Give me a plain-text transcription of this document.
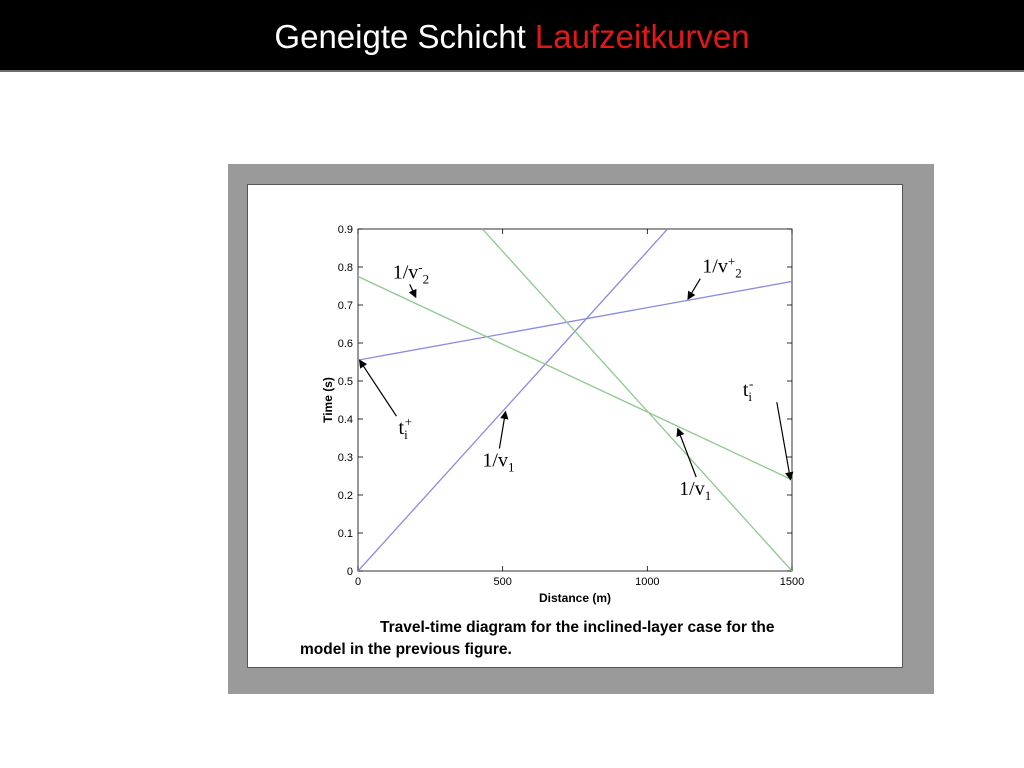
Geneigte Schicht Laufzeitkurven
0	500	1000	1500
0
0.1
0.2
0.3
0.4
0.5
0.6
0.7
0.8
0.9
Distance (m)
Time (s)
$1/v^-_2$
$1/v^+_2$
$t_i+$
$t_i-$
$1/v_1$
$1/v_1$
Travel-time diagram for the inclined-layer case for the model in the previous figure.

━━━━

→ **WRITTEN EXERCISE**: Leave out all pictures, then copy the remaining material exactly.

→ **RESULT OF THE EXERCISE**:
Give me a plain-text transcription of this document.
Geneigte Schicht Laufzeitkurven
0	500	1000	1500
0
0.1
0.2
0.3
0.4
0.5
0.6
0.7
0.8
0.9
Distance (m)
Time (s)
$1/v^-_2$
$1/v^+_2$
$t_i+$
$t_i-$
$1/v_1$
$1/v_1$
Travel-time diagram for the inclined-layer case for the model in the previous figure.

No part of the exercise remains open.